═════ RECORDS FOR THIS EXERCISE

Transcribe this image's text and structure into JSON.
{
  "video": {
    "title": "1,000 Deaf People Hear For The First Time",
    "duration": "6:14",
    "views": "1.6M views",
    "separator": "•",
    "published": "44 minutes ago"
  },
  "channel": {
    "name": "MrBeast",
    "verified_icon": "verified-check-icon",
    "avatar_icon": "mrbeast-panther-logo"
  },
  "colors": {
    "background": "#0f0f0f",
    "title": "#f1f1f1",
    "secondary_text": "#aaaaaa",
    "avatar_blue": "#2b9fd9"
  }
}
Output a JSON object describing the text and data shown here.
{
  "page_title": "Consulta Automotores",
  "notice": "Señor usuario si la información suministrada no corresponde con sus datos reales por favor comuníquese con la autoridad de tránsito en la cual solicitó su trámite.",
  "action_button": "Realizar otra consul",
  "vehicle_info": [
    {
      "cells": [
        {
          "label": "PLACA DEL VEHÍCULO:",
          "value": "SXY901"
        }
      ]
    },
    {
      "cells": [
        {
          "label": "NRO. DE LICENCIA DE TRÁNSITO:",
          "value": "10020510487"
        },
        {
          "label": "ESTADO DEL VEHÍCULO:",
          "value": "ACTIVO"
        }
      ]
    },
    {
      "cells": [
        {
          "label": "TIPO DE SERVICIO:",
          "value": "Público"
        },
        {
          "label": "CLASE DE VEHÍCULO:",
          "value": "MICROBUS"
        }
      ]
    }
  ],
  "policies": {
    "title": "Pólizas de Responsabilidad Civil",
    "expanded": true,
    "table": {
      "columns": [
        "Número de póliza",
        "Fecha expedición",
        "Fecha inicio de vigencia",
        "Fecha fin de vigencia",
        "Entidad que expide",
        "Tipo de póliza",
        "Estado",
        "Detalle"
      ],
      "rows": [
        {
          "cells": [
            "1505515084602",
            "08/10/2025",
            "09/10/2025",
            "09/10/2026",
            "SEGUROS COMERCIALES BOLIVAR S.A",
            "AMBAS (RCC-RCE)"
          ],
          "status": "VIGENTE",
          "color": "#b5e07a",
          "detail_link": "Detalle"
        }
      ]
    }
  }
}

══════════

#### [YOUR OBJECTIVE]
Write the material out again word for word.

#### [PROBLEM SOLUTION]
Transcribe this image's text and structure into JSON.
{
  "video": {
    "title": "1,000 Deaf People Hear For The First Time",
    "duration": "6:14",
    "views": "1.6M views",
    "separator": "•",
    "published": "44 minutes ago"
  },
  "channel": {
    "name": "MrBeast",
    "verified_icon": "verified-check-icon",
    "avatar_icon": "mrbeast-panther-logo"
  },
  "colors": {
    "background": "#0f0f0f",
    "title": "#f1f1f1",
    "secondary_text": "#aaaaaa",
    "avatar_blue": "#2b9fd9"
  }
}
Output a JSON object describing the text and data shown here.
{
  "page_title": "Consulta Automotores",
  "notice": "Señor usuario si la información suministrada no corresponde con sus datos reales por favor comuníquese con la autoridad de tránsito en la cual solicitó su trámite.",
  "action_button": "Realizar otra consul",
  "vehicle_info": [
    {
      "cells": [
        {
          "label": "PLACA DEL VEHÍCULO:",
          "value": "SXY901"
        }
      ]
    },
    {
      "cells": [
        {
          "label": "NRO. DE LICENCIA DE TRÁNSITO:",
          "value": "10020510487"
        },
        {
          "label": "ESTADO DEL VEHÍCULO:",
          "value": "ACTIVO"
        }
      ]
    },
    {
      "cells": [
        {
          "label": "TIPO DE SERVICIO:",
          "value": "Público"
        },
        {
          "label": "CLASE DE VEHÍCULO:",
          "value": "MICROBUS"
        }
      ]
    }
  ],
  "policies": {
    "title": "Pólizas de Responsabilidad Civil",
    "expanded": true,
    "table": {
      "columns": [
        "Número de póliza",
        "Fecha expedición",
        "Fecha inicio de vigencia",
        "Fecha fin de vigencia",
        "Entidad que expide",
        "Tipo de póliza",
        "Estado",
        "Detalle"
      ],
      "rows": [
        {
          "cells": [
            "1505515084602",
            "08/10/2025",
            "09/10/2025",
            "09/10/2026",
            "SEGUROS COMERCIALES BOLIVAR S.A",
            "AMBAS (RCC-RCE)"
          ],
          "status": "VIGENTE",
          "color": "#b5e07a",
          "detail_link": "Detalle"
        }
      ]
    }
  }
}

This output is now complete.